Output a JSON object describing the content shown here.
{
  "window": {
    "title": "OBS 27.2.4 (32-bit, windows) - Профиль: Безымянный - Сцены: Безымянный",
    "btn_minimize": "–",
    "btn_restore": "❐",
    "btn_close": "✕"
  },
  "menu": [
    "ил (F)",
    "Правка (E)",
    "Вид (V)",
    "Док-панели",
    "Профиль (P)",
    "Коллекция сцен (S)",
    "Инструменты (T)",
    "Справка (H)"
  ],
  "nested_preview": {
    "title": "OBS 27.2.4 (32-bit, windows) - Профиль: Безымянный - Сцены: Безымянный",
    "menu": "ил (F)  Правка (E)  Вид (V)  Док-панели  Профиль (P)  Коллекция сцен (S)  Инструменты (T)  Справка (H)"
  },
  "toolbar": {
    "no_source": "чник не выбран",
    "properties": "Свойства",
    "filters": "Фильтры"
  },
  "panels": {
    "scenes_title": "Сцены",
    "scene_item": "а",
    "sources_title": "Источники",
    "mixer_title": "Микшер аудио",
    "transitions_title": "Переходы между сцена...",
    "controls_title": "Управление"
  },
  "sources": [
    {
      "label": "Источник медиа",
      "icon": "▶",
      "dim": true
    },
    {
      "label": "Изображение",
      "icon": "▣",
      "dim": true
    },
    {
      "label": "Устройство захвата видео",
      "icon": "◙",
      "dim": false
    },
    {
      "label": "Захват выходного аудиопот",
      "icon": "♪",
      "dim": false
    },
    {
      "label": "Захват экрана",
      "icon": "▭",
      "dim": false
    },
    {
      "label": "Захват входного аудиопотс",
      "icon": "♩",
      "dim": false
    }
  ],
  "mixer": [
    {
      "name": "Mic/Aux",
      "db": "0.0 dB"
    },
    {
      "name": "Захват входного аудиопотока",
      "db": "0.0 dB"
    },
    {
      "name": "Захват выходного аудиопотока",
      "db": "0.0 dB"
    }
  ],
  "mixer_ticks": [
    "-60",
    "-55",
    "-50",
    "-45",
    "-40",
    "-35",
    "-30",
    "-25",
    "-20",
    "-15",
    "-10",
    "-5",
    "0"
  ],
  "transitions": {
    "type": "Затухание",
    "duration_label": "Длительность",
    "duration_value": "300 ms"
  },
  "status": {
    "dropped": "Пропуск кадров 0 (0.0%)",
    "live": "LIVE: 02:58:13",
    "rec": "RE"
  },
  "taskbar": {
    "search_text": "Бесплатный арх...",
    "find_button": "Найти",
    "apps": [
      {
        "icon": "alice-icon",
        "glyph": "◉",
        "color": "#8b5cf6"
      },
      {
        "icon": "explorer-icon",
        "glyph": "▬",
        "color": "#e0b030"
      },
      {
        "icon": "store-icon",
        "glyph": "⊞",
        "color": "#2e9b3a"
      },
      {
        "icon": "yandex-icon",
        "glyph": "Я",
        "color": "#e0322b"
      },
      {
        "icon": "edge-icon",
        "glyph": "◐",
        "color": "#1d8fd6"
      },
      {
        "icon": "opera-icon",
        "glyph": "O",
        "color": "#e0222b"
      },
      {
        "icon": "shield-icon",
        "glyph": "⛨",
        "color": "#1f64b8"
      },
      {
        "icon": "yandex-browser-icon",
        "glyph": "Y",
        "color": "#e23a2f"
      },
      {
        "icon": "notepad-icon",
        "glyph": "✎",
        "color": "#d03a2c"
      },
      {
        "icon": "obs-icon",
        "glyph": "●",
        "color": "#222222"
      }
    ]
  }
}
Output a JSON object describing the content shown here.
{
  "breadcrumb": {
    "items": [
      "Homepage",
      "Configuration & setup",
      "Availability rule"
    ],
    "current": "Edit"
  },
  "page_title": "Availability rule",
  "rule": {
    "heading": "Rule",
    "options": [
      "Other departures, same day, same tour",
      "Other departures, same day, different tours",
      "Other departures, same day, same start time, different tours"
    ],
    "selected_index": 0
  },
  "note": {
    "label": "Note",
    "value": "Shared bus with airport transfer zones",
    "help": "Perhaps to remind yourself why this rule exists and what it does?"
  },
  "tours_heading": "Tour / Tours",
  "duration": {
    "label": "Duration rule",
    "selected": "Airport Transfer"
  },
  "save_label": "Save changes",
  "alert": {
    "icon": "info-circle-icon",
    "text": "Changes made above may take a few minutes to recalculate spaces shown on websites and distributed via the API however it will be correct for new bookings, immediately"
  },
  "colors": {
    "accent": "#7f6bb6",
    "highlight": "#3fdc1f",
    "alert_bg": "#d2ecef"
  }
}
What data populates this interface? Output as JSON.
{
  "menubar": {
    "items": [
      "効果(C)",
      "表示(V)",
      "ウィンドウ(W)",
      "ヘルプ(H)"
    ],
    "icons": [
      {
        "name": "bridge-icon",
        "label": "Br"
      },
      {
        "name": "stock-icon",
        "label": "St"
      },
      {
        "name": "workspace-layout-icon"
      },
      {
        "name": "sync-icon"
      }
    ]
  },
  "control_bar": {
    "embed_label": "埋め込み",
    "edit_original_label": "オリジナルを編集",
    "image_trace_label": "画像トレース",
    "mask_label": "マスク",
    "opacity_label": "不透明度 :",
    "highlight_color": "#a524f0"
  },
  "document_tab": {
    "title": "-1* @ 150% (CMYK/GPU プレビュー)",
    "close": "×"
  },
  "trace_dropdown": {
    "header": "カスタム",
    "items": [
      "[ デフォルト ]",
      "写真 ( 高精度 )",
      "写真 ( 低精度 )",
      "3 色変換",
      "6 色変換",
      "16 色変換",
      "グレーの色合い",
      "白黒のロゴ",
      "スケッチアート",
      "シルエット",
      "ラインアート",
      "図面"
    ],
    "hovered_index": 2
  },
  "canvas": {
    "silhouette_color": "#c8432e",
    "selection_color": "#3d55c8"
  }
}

+ + + + +

**EXERCISE**
Give exactly the lines from the one with "What data populates" to the end of the entries, nothing before them.

**FULL SOLUTION**
What data populates this interface? Output as JSON.
{
  "menubar": {
    "items": [
      "効果(C)",
      "表示(V)",
      "ウィンドウ(W)",
      "ヘルプ(H)"
    ],
    "icons": [
      {
        "name": "bridge-icon",
        "label": "Br"
      },
      {
        "name": "stock-icon",
        "label": "St"
      },
      {
        "name": "workspace-layout-icon"
      },
      {
        "name": "sync-icon"
      }
    ]
  },
  "control_bar": {
    "embed_label": "埋め込み",
    "edit_original_label": "オリジナルを編集",
    "image_trace_label": "画像トレース",
    "mask_label": "マスク",
    "opacity_label": "不透明度 :",
    "highlight_color": "#a524f0"
  },
  "document_tab": {
    "title": "-1* @ 150% (CMYK/GPU プレビュー)",
    "close": "×"
  },
  "trace_dropdown": {
    "header": "カスタム",
    "items": [
      "[ デフォルト ]",
      "写真 ( 高精度 )",
      "写真 ( 低精度 )",
      "3 色変換",
      "6 色変換",
      "16 色変換",
      "グレーの色合い",
      "白黒のロゴ",
      "スケッチアート",
      "シルエット",
      "ラインアート",
      "図面"
    ],
    "hovered_index": 2
  },
  "canvas": {
    "silhouette_color": "#c8432e",
    "selection_color": "#3d55c8"
  }
}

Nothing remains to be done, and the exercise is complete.